◆ Information supplied:
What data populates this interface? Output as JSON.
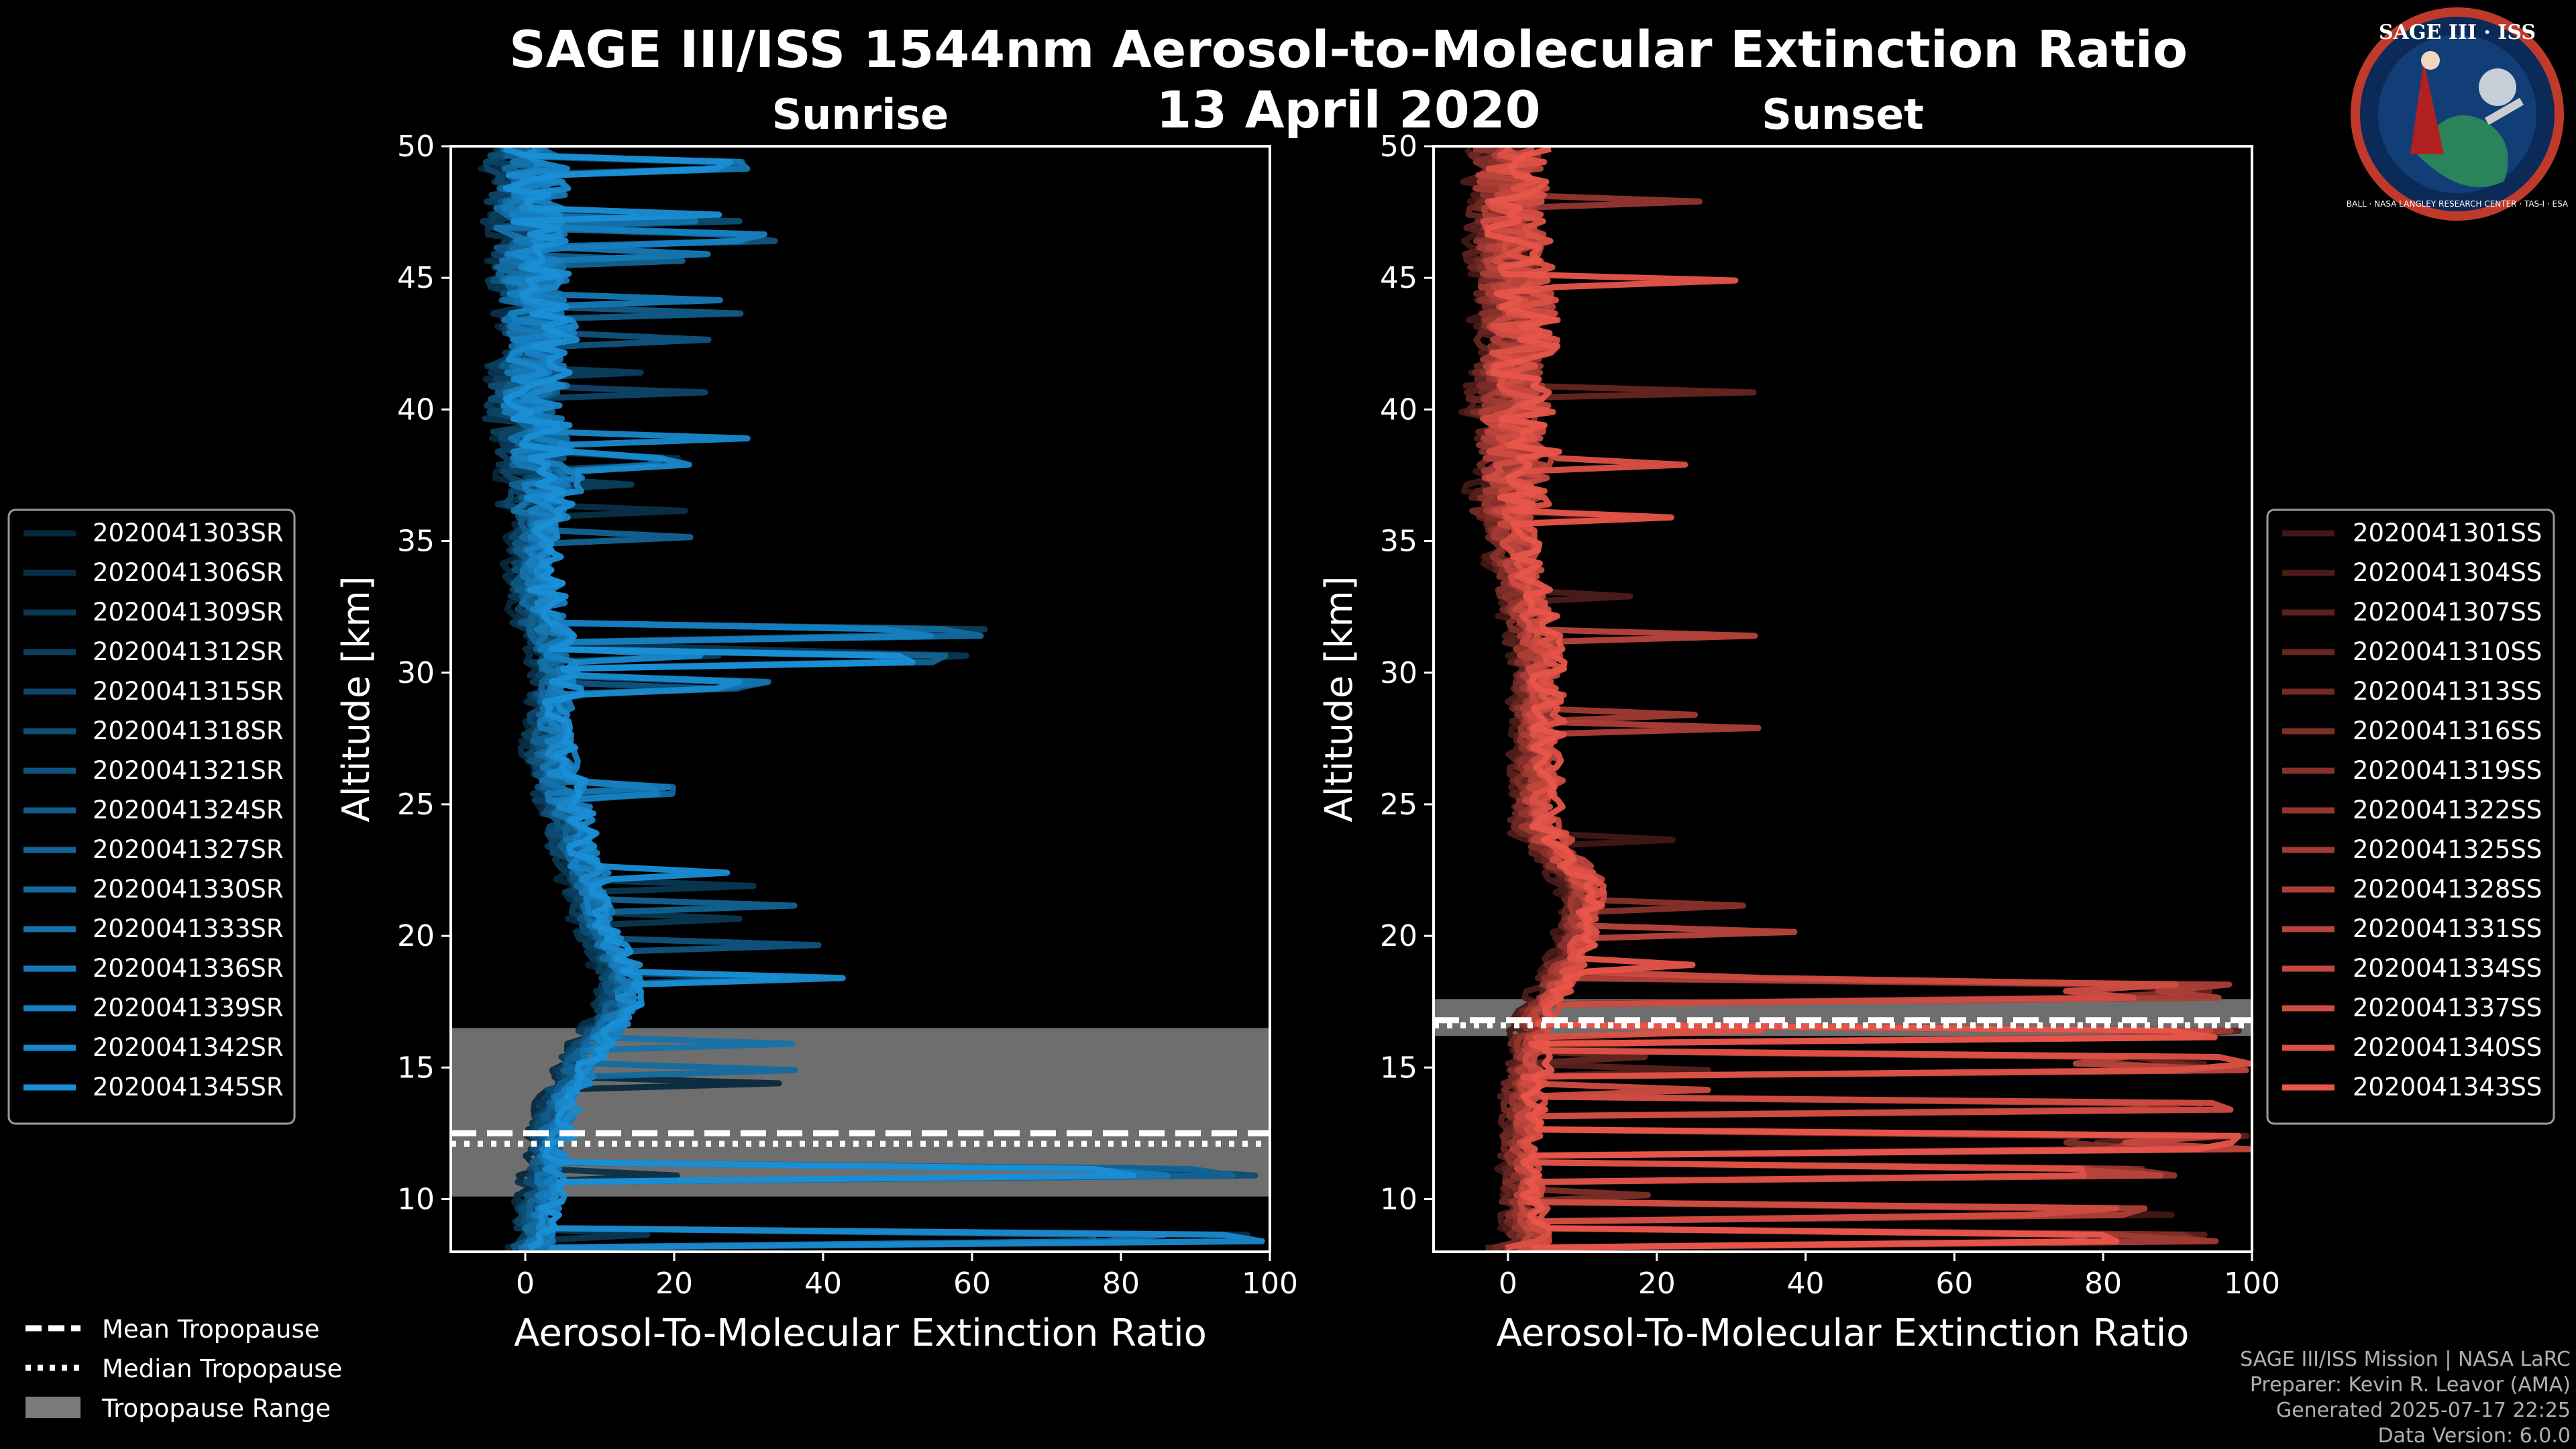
{
  "title": "SAGE III/ISS 1544nm Aerosol-to-Molecular Extinction Ratio",
  "date": "13 April 2020",
  "logo": {
    "text_top": "SAGE III · ISS",
    "text_ring": "BALL · NASA LANGLEY RESEARCH CENTER · TAS-I · ESA"
  },
  "footer": [
    "SAGE III/ISS Mission | NASA LaRC",
    "Preparer: Kevin R. Leavor (AMA)",
    "Generated 2025-07-17 22:25",
    "Data Version: 6.0.0"
  ],
  "common_legend": [
    {
      "label": "Mean Tropopause",
      "style": "dashed"
    },
    {
      "label": "Median Tropopause",
      "style": "dotted"
    },
    {
      "label": "Tropopause Range",
      "style": "patch"
    }
  ],
  "chart_data": [
    {
      "type": "line",
      "title": "Sunrise",
      "xlabel": "Aerosol-To-Molecular Extinction Ratio",
      "ylabel": "Altitude [km]",
      "xlim": [
        -10,
        100
      ],
      "ylim": [
        8,
        50
      ],
      "xticks": [
        0,
        20,
        40,
        60,
        80,
        100
      ],
      "yticks": [
        10,
        15,
        20,
        25,
        30,
        35,
        40,
        45,
        50
      ],
      "color": "#1a8fd6",
      "tropopause": {
        "mean": 12.5,
        "median": 12.1,
        "range": [
          10.1,
          16.5
        ]
      },
      "series_names": [
        "2020041303SR",
        "2020041306SR",
        "2020041309SR",
        "2020041312SR",
        "2020041315SR",
        "2020041318SR",
        "2020041321SR",
        "2020041324SR",
        "2020041327SR",
        "2020041330SR",
        "2020041333SR",
        "2020041336SR",
        "2020041339SR",
        "2020041342SR",
        "2020041345SR"
      ],
      "base_profile": {
        "altitude": [
          8.2,
          10,
          12,
          14,
          16,
          17,
          18,
          19,
          20,
          22,
          24,
          26,
          28,
          30,
          31,
          32,
          34,
          36,
          38,
          40,
          42,
          44,
          46,
          48,
          50
        ],
        "ratio": [
          1,
          2,
          3,
          5,
          9,
          12,
          13,
          12,
          10,
          8,
          6,
          4,
          3,
          4,
          3,
          2,
          1,
          2,
          2,
          0,
          1,
          1,
          0,
          0,
          0
        ]
      },
      "spikes": [
        {
          "altitude": 31.5,
          "ratio": 63
        },
        {
          "altitude": 30.5,
          "ratio": 60
        },
        {
          "altitude": 29.5,
          "ratio": 34
        },
        {
          "altitude": 46.5,
          "ratio": 34
        },
        {
          "altitude": 49.2,
          "ratio": 30
        },
        {
          "altitude": 38.0,
          "ratio": 22
        },
        {
          "altitude": 25.5,
          "ratio": 20
        },
        {
          "altitude": 11.0,
          "ratio": 100
        },
        {
          "altitude": 8.5,
          "ratio": 100
        }
      ]
    },
    {
      "type": "line",
      "title": "Sunset",
      "xlabel": "Aerosol-To-Molecular Extinction Ratio",
      "ylabel": "Altitude [km]",
      "xlim": [
        -10,
        100
      ],
      "ylim": [
        8,
        50
      ],
      "xticks": [
        0,
        20,
        40,
        60,
        80,
        100
      ],
      "yticks": [
        10,
        15,
        20,
        25,
        30,
        35,
        40,
        45,
        50
      ],
      "color": "#e8554a",
      "tropopause": {
        "mean": 16.8,
        "median": 16.6,
        "range": [
          16.2,
          17.6
        ]
      },
      "series_names": [
        "2020041301SS",
        "2020041304SS",
        "2020041307SS",
        "2020041310SS",
        "2020041313SS",
        "2020041316SS",
        "2020041319SS",
        "2020041322SS",
        "2020041325SS",
        "2020041328SS",
        "2020041331SS",
        "2020041334SS",
        "2020041337SS",
        "2020041340SS",
        "2020041343SS"
      ],
      "base_profile": {
        "altitude": [
          8.2,
          10,
          12,
          14,
          16,
          17,
          18,
          19,
          20,
          21,
          22,
          24,
          26,
          28,
          30,
          32,
          34,
          36,
          38,
          40,
          42,
          44,
          46,
          48,
          50
        ],
        "ratio": [
          3,
          2,
          2,
          2,
          3,
          4,
          6,
          8,
          9,
          10,
          10,
          4,
          4,
          4,
          4,
          3,
          1,
          0,
          1,
          0,
          1,
          1,
          0,
          0,
          0
        ]
      },
      "spikes": [
        {
          "altitude": 17.9,
          "ratio": 100
        },
        {
          "altitude": 16.3,
          "ratio": 100
        },
        {
          "altitude": 15.2,
          "ratio": 100
        },
        {
          "altitude": 13.5,
          "ratio": 100
        },
        {
          "altitude": 12.2,
          "ratio": 100
        },
        {
          "altitude": 11.0,
          "ratio": 100
        },
        {
          "altitude": 9.5,
          "ratio": 90
        },
        {
          "altitude": 8.6,
          "ratio": 100
        }
      ]
    }
  ]
}
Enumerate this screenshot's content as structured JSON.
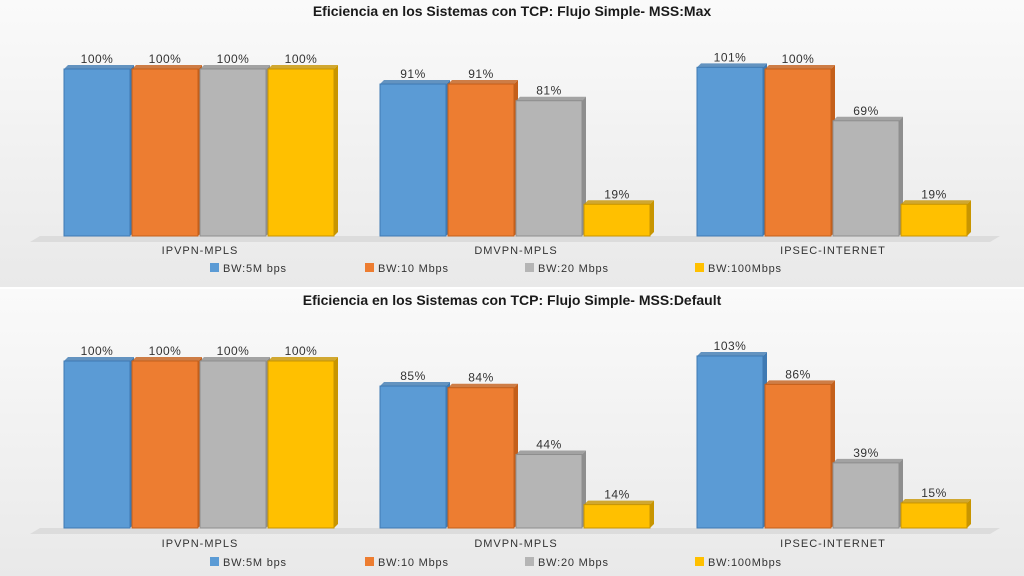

◆ Given task: Set down every record once more, word for word, without pictures.

◆ Full solution:
What data populates this interface? Output as JSON.
{
  "title": "SAGE III/ISS 1544nm Aerosol-to-Molecular Extinction Ratio",
  "date": "13 April 2020",
  "logo": {
    "text_top": "SAGE III · ISS",
    "text_ring": "BALL · NASA LANGLEY RESEARCH CENTER · TAS-I · ESA"
  },
  "footer": [
    "SAGE III/ISS Mission | NASA LaRC",
    "Preparer: Kevin R. Leavor (AMA)",
    "Generated 2025-07-17 22:25",
    "Data Version: 6.0.0"
  ],
  "common_legend": [
    {
      "label": "Mean Tropopause",
      "style": "dashed"
    },
    {
      "label": "Median Tropopause",
      "style": "dotted"
    },
    {
      "label": "Tropopause Range",
      "style": "patch"
    }
  ],
  "chart_data": [
    {
      "type": "line",
      "title": "Sunrise",
      "xlabel": "Aerosol-To-Molecular Extinction Ratio",
      "ylabel": "Altitude [km]",
      "xlim": [
        -10,
        100
      ],
      "ylim": [
        8,
        50
      ],
      "xticks": [
        0,
        20,
        40,
        60,
        80,
        100
      ],
      "yticks": [
        10,
        15,
        20,
        25,
        30,
        35,
        40,
        45,
        50
      ],
      "color": "#1a8fd6",
      "tropopause": {
        "mean": 12.5,
        "median": 12.1,
        "range": [
          10.1,
          16.5
        ]
      },
      "series_names": [
        "2020041303SR",
        "2020041306SR",
        "2020041309SR",
        "2020041312SR",
        "2020041315SR",
        "2020041318SR",
        "2020041321SR",
        "2020041324SR",
        "2020041327SR",
        "2020041330SR",
        "2020041333SR",
        "2020041336SR",
        "2020041339SR",
        "2020041342SR",
        "2020041345SR"
      ],
      "base_profile": {
        "altitude": [
          8.2,
          10,
          12,
          14,
          16,
          17,
          18,
          19,
          20,
          22,
          24,
          26,
          28,
          30,
          31,
          32,
          34,
          36,
          38,
          40,
          42,
          44,
          46,
          48,
          50
        ],
        "ratio": [
          1,
          2,
          3,
          5,
          9,
          12,
          13,
          12,
          10,
          8,
          6,
          4,
          3,
          4,
          3,
          2,
          1,
          2,
          2,
          0,
          1,
          1,
          0,
          0,
          0
        ]
      },
      "spikes": [
        {
          "altitude": 31.5,
          "ratio": 63
        },
        {
          "altitude": 30.5,
          "ratio": 60
        },
        {
          "altitude": 29.5,
          "ratio": 34
        },
        {
          "altitude": 46.5,
          "ratio": 34
        },
        {
          "altitude": 49.2,
          "ratio": 30
        },
        {
          "altitude": 38.0,
          "ratio": 22
        },
        {
          "altitude": 25.5,
          "ratio": 20
        },
        {
          "altitude": 11.0,
          "ratio": 100
        },
        {
          "altitude": 8.5,
          "ratio": 100
        }
      ]
    },
    {
      "type": "line",
      "title": "Sunset",
      "xlabel": "Aerosol-To-Molecular Extinction Ratio",
      "ylabel": "Altitude [km]",
      "xlim": [
        -10,
        100
      ],
      "ylim": [
        8,
        50
      ],
      "xticks": [
        0,
        20,
        40,
        60,
        80,
        100
      ],
      "yticks": [
        10,
        15,
        20,
        25,
        30,
        35,
        40,
        45,
        50
      ],
      "color": "#e8554a",
      "tropopause": {
        "mean": 16.8,
        "median": 16.6,
        "range": [
          16.2,
          17.6
        ]
      },
      "series_names": [
        "2020041301SS",
        "2020041304SS",
        "2020041307SS",
        "2020041310SS",
        "2020041313SS",
        "2020041316SS",
        "2020041319SS",
        "2020041322SS",
        "2020041325SS",
        "2020041328SS",
        "2020041331SS",
        "2020041334SS",
        "2020041337SS",
        "2020041340SS",
        "2020041343SS"
      ],
      "base_profile": {
        "altitude": [
          8.2,
          10,
          12,
          14,
          16,
          17,
          18,
          19,
          20,
          21,
          22,
          24,
          26,
          28,
          30,
          32,
          34,
          36,
          38,
          40,
          42,
          44,
          46,
          48,
          50
        ],
        "ratio": [
          3,
          2,
          2,
          2,
          3,
          4,
          6,
          8,
          9,
          10,
          10,
          4,
          4,
          4,
          4,
          3,
          1,
          0,
          1,
          0,
          1,
          1,
          0,
          0,
          0
        ]
      },
      "spikes": [
        {
          "altitude": 17.9,
          "ratio": 100
        },
        {
          "altitude": 16.3,
          "ratio": 100
        },
        {
          "altitude": 15.2,
          "ratio": 100
        },
        {
          "altitude": 13.5,
          "ratio": 100
        },
        {
          "altitude": 12.2,
          "ratio": 100
        },
        {
          "altitude": 11.0,
          "ratio": 100
        },
        {
          "altitude": 9.5,
          "ratio": 90
        },
        {
          "altitude": 8.6,
          "ratio": 100
        }
      ]
    }
  ]
}
Enumerate this screenshot's content as structured JSON.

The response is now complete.